--- Start ---

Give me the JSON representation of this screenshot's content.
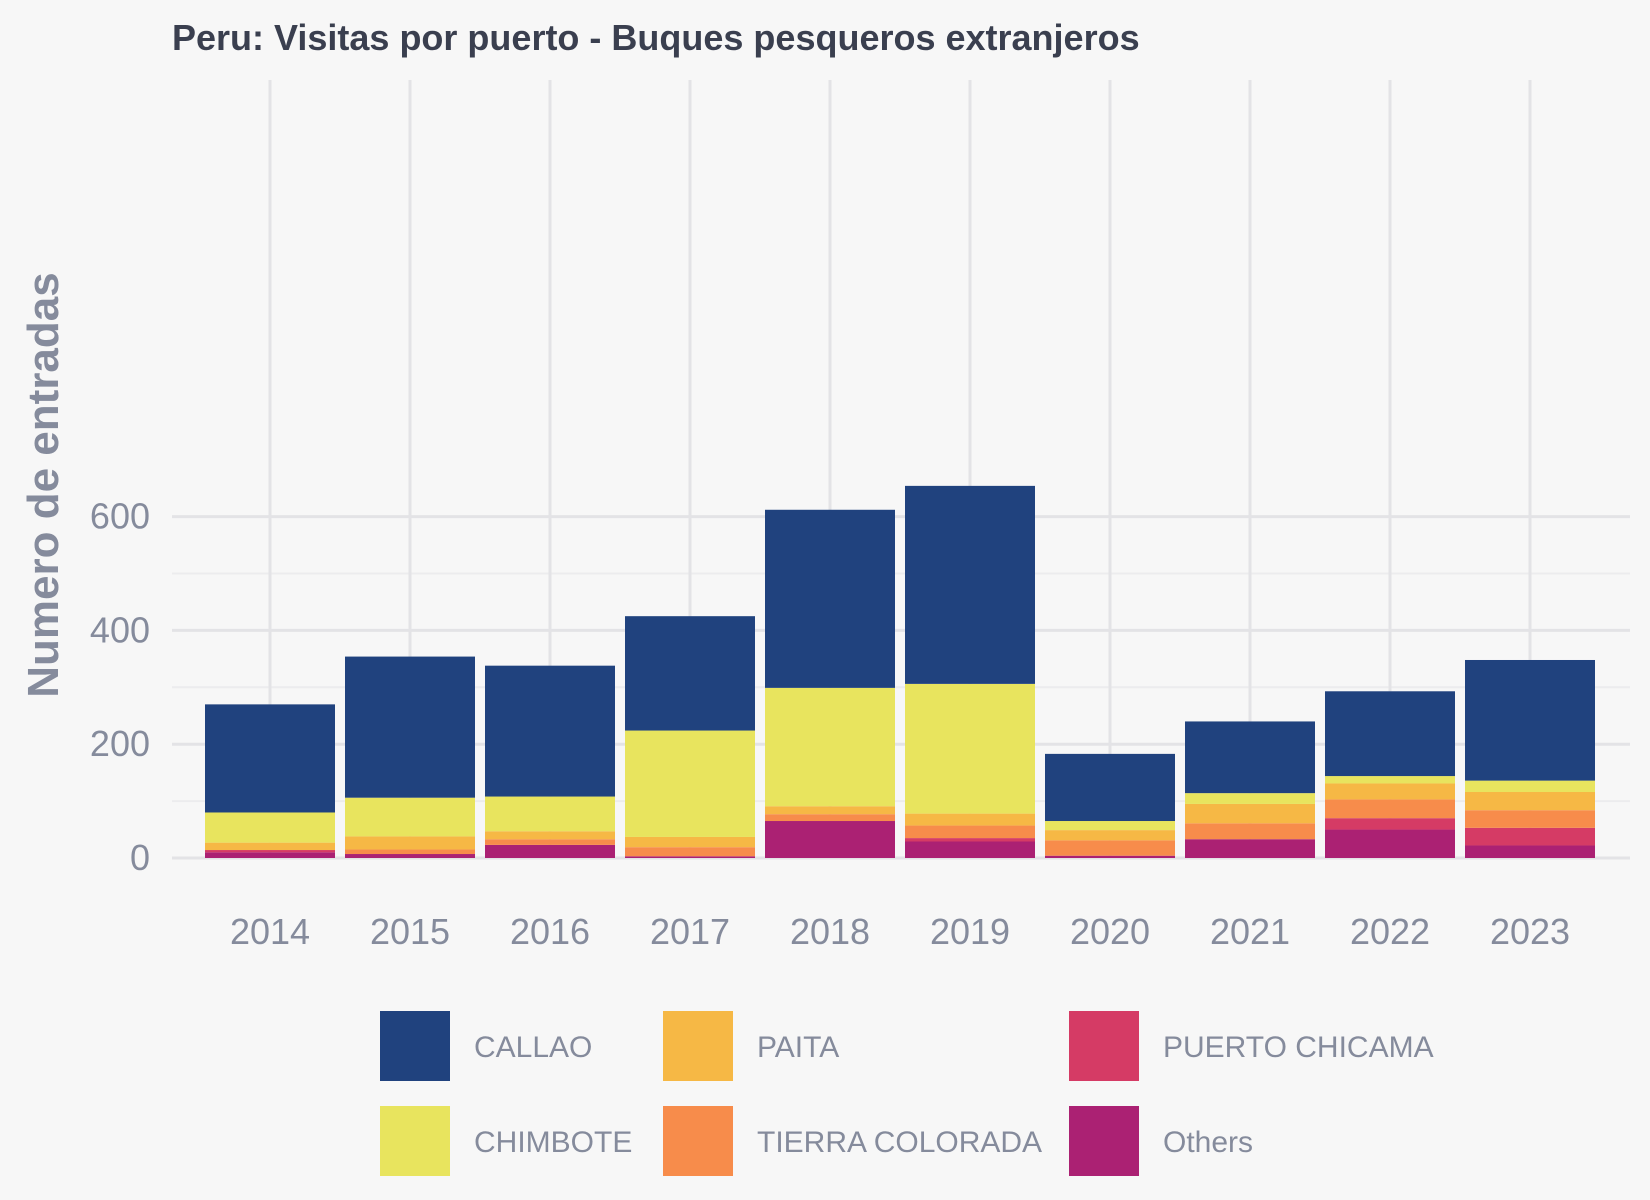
{
  "chart_data": {
    "type": "bar",
    "stacked": true,
    "title": "Peru:  Visitas por puerto - Buques pesqueros extranjeros",
    "xlabel": "",
    "ylabel": "Numero de entradas",
    "categories": [
      "2014",
      "2015",
      "2016",
      "2017",
      "2018",
      "2019",
      "2020",
      "2021",
      "2022",
      "2023"
    ],
    "ylim": [
      0,
      680
    ],
    "yticks": [
      0,
      200,
      400,
      600
    ],
    "grid": true,
    "legend_position": "bottom",
    "series": [
      {
        "name": "Others",
        "color": "#ab2173",
        "values": [
          10,
          7,
          23,
          3,
          65,
          29,
          4,
          33,
          50,
          22
        ]
      },
      {
        "name": "PUERTO CHICAMA",
        "color": "#d53b65",
        "values": [
          4,
          0,
          0,
          0,
          0,
          6,
          0,
          0,
          20,
          31
        ]
      },
      {
        "name": "TIERRA COLORADA",
        "color": "#f78c4b",
        "values": [
          0,
          8,
          10,
          16,
          12,
          22,
          27,
          28,
          33,
          31
        ]
      },
      {
        "name": "PAITA",
        "color": "#f6b845",
        "values": [
          13,
          23,
          14,
          18,
          14,
          21,
          18,
          34,
          28,
          32
        ]
      },
      {
        "name": "CHIMBOTE",
        "color": "#e8e45e",
        "values": [
          53,
          68,
          61,
          187,
          208,
          228,
          16,
          19,
          13,
          20
        ]
      },
      {
        "name": "CALLAO",
        "color": "#20427e",
        "values": [
          190,
          248,
          230,
          201,
          313,
          348,
          118,
          126,
          149,
          212
        ]
      }
    ],
    "legend_order": [
      "CALLAO",
      "CHIMBOTE",
      "PAITA",
      "TIERRA COLORADA",
      "PUERTO CHICAMA",
      "Others"
    ]
  }
}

--- End ---

In the records above, how many lines contain the word "CHICAMA"? Give the number alone.

2